▶ [WHAT TO PRODUCE] Compile every line that includes the word "детей".
-- start of MATERIAL FOR THIS TASK --
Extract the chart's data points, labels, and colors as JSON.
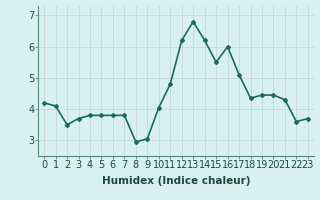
{
  "x": [
    0,
    1,
    2,
    3,
    4,
    5,
    6,
    7,
    8,
    9,
    10,
    11,
    12,
    13,
    14,
    15,
    16,
    17,
    18,
    19,
    20,
    21,
    22,
    23
  ],
  "y": [
    4.2,
    4.1,
    3.5,
    3.7,
    3.8,
    3.8,
    3.8,
    3.8,
    2.95,
    3.05,
    4.05,
    4.8,
    6.2,
    6.8,
    6.2,
    5.5,
    6.0,
    5.1,
    4.35,
    4.45,
    4.45,
    4.3,
    3.6,
    3.7
  ],
  "line_color": "#1a6b5a",
  "marker": "D",
  "marker_size": 2,
  "bg_color": "#d8f0f0",
  "grid_color": "#c8d8d0",
  "xlabel": "Humidex (Indice chaleur)",
  "ylabel_ticks": [
    3,
    4,
    5,
    6,
    7
  ],
  "ylim": [
    2.5,
    7.3
  ],
  "xlim": [
    -0.5,
    23.5
  ],
  "xlabel_fontsize": 7.5,
  "tick_fontsize": 7,
  "line_width": 1.2
}
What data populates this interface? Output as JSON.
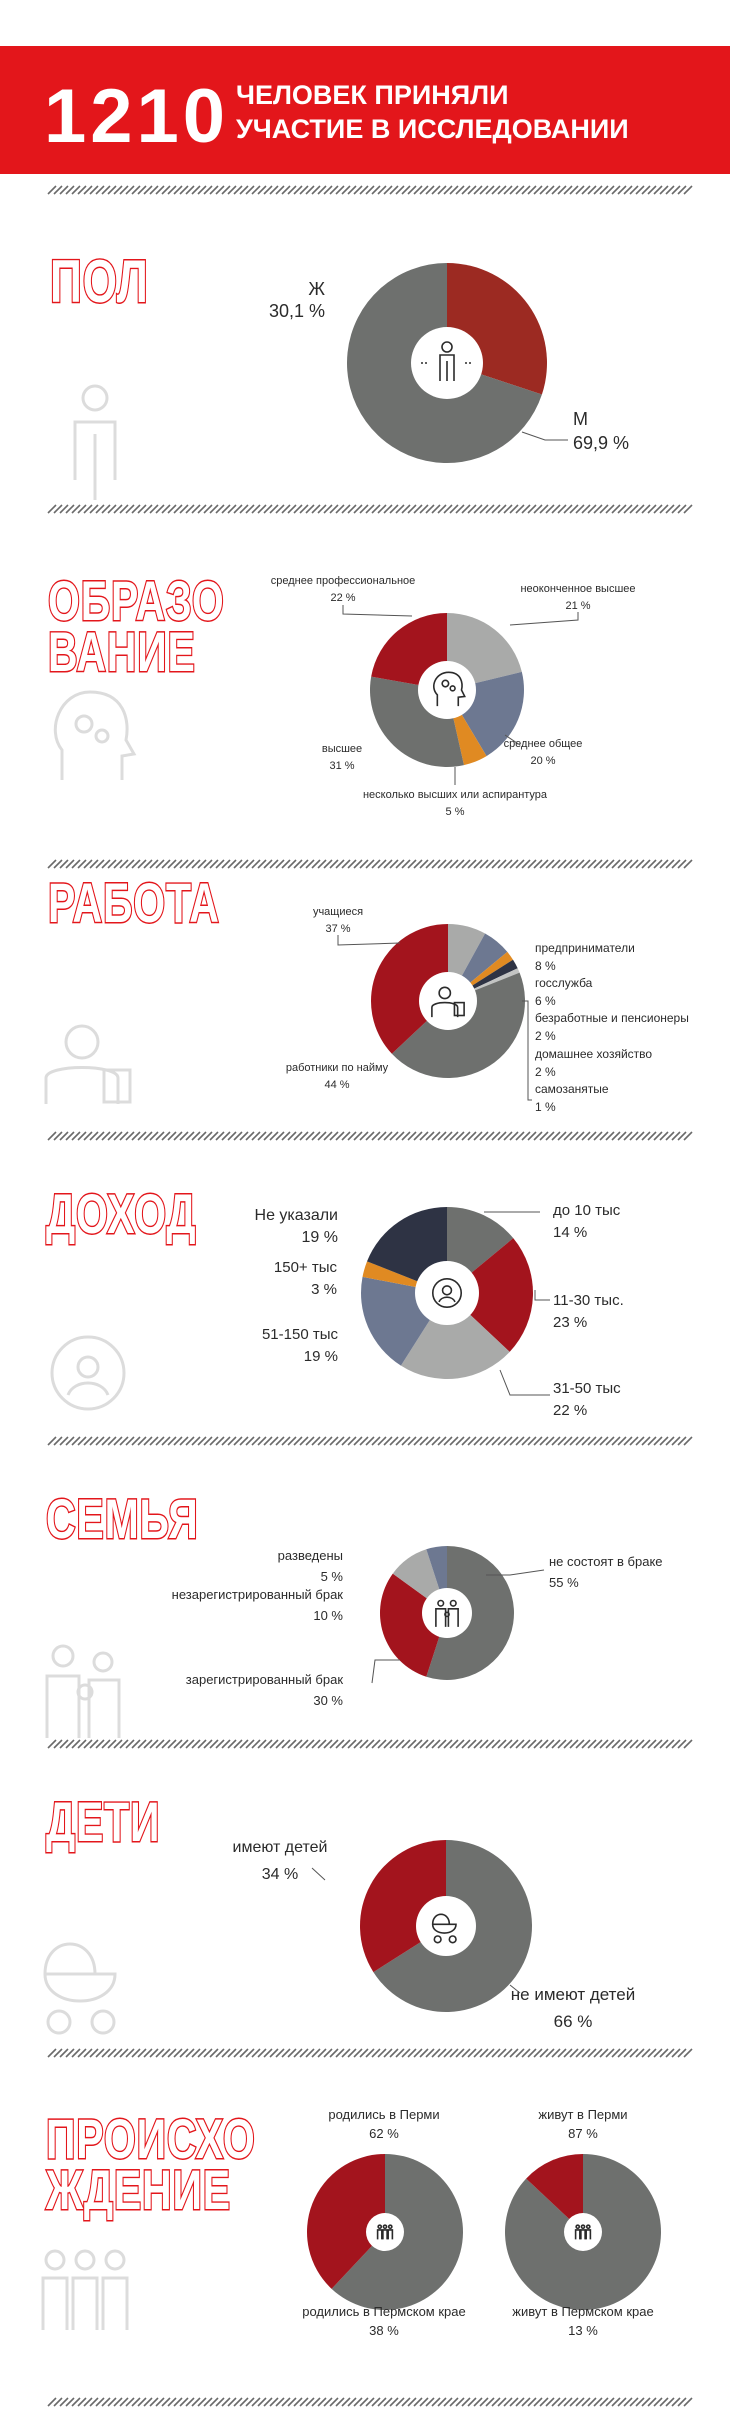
{
  "header": {
    "number": "1210",
    "line1": "ЧЕЛОВЕК ПРИНЯЛИ",
    "line2": "УЧАСТИЕ В ИССЛЕДОВАНИИ"
  },
  "colors": {
    "red": "#e3161b",
    "dark_red": "#a3141d",
    "gray": "#6e706e",
    "light_gray": "#a9aaa9",
    "slate": "#6d7891",
    "orange": "#e08a22",
    "navy": "#2e3344",
    "brick": "#9c2a22",
    "stripe": "#6a6a6a",
    "ghost": "#dcdcdc"
  },
  "chart_data": [
    {
      "id": "pol",
      "type": "pie",
      "title": "ПОЛ",
      "icon": "person-icon",
      "series": [
        {
          "name": "Ж",
          "value": 30.1,
          "label": "30,1 %",
          "color": "#9c2a22"
        },
        {
          "name": "М",
          "value": 69.9,
          "label": "69,9 %",
          "color": "#6e706e"
        }
      ]
    },
    {
      "id": "obrazovanie",
      "type": "pie",
      "title": [
        "ОБРАЗО",
        "ВАНИЕ"
      ],
      "icon": "brain-head-icon",
      "series": [
        {
          "name": "неоконченное высшее",
          "value": 21,
          "label": "21 %",
          "color": "#a9aaa9"
        },
        {
          "name": "среднее общее",
          "value": 20,
          "label": "20 %",
          "color": "#6d7891"
        },
        {
          "name": "несколько высших или аспирантура",
          "value": 5,
          "label": "5 %",
          "color": "#e08a22"
        },
        {
          "name": "высшее",
          "value": 31,
          "label": "31 %",
          "color": "#6e706e"
        },
        {
          "name": "среднее профессиональное",
          "value": 22,
          "label": "22 %",
          "color": "#a3141d"
        }
      ]
    },
    {
      "id": "rabota",
      "type": "pie",
      "title": "РАБОТА",
      "icon": "worker-icon",
      "series": [
        {
          "name": "предприниматели",
          "value": 8,
          "label": "8 %",
          "color": "#a9aaa9"
        },
        {
          "name": "госслужба",
          "value": 6,
          "label": "6 %",
          "color": "#6d7891"
        },
        {
          "name": "безработные и пенсионеры",
          "value": 2,
          "label": "2 %",
          "color": "#e08a22"
        },
        {
          "name": "домашнее хозяйство",
          "value": 2,
          "label": "2 %",
          "color": "#2e3344"
        },
        {
          "name": "самозанятые",
          "value": 1,
          "label": "1 %",
          "color": "#c3c4c3"
        },
        {
          "name": "работники по найму",
          "value": 44,
          "label": "44 %",
          "color": "#6e706e"
        },
        {
          "name": "учащиеся",
          "value": 37,
          "label": "37 %",
          "color": "#a3141d"
        }
      ]
    },
    {
      "id": "dohod",
      "type": "pie",
      "title": "ДОХОД",
      "icon": "wallet-icon",
      "series": [
        {
          "name": "до 10 тыс",
          "value": 14,
          "label": "14 %",
          "color": "#6e706e"
        },
        {
          "name": "11-30 тыс.",
          "value": 23,
          "label": "23 %",
          "color": "#a3141d"
        },
        {
          "name": "31-50 тыс",
          "value": 22,
          "label": "22 %",
          "color": "#a9aaa9"
        },
        {
          "name": "51-150 тыс",
          "value": 19,
          "label": "19 %",
          "color": "#6d7891"
        },
        {
          "name": "150+ тыс",
          "value": 3,
          "label": "3 %",
          "color": "#e08a22"
        },
        {
          "name": "Не указали",
          "value": 19,
          "label": "19 %",
          "color": "#2e3344"
        }
      ]
    },
    {
      "id": "semya",
      "type": "pie",
      "title": "СЕМЬЯ",
      "icon": "family-icon",
      "series": [
        {
          "name": "не состоят в браке",
          "value": 55,
          "label": "55 %",
          "color": "#6e706e"
        },
        {
          "name": "зарегистрированный брак",
          "value": 30,
          "label": "30 %",
          "color": "#a3141d"
        },
        {
          "name": "незарегистрированный брак",
          "value": 10,
          "label": "10 %",
          "color": "#a9aaa9"
        },
        {
          "name": "разведены",
          "value": 5,
          "label": "5 %",
          "color": "#6d7891"
        }
      ]
    },
    {
      "id": "deti",
      "type": "pie",
      "title": "ДЕТИ",
      "icon": "stroller-icon",
      "series": [
        {
          "name": "не имеют детей",
          "value": 66,
          "label": "66 %",
          "color": "#6e706e"
        },
        {
          "name": "имеют детей",
          "value": 34,
          "label": "34 %",
          "color": "#a3141d"
        }
      ]
    },
    {
      "id": "proishozhdenie-1",
      "type": "pie",
      "title": [
        "ПРОИСХО",
        "ЖДЕНИЕ"
      ],
      "icon": "group-icon",
      "series": [
        {
          "name": "родились в Перми",
          "value": 62,
          "label": "62 %",
          "color": "#6e706e"
        },
        {
          "name": "родились в Пермском крае",
          "value": 38,
          "label": "38 %",
          "color": "#a3141d"
        }
      ]
    },
    {
      "id": "proishozhdenie-2",
      "type": "pie",
      "title": "",
      "icon": "group-icon",
      "series": [
        {
          "name": "живут в Перми",
          "value": 87,
          "label": "87 %",
          "color": "#6e706e"
        },
        {
          "name": "живут в Пермском крае",
          "value": 13,
          "label": "13 %",
          "color": "#a3141d"
        }
      ]
    }
  ]
}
-- end of MATERIAL FOR THIS TASK --
▶ [COMPLETE ANSWER]
          "name": "не имеют детей",
          "name": "имеют детей",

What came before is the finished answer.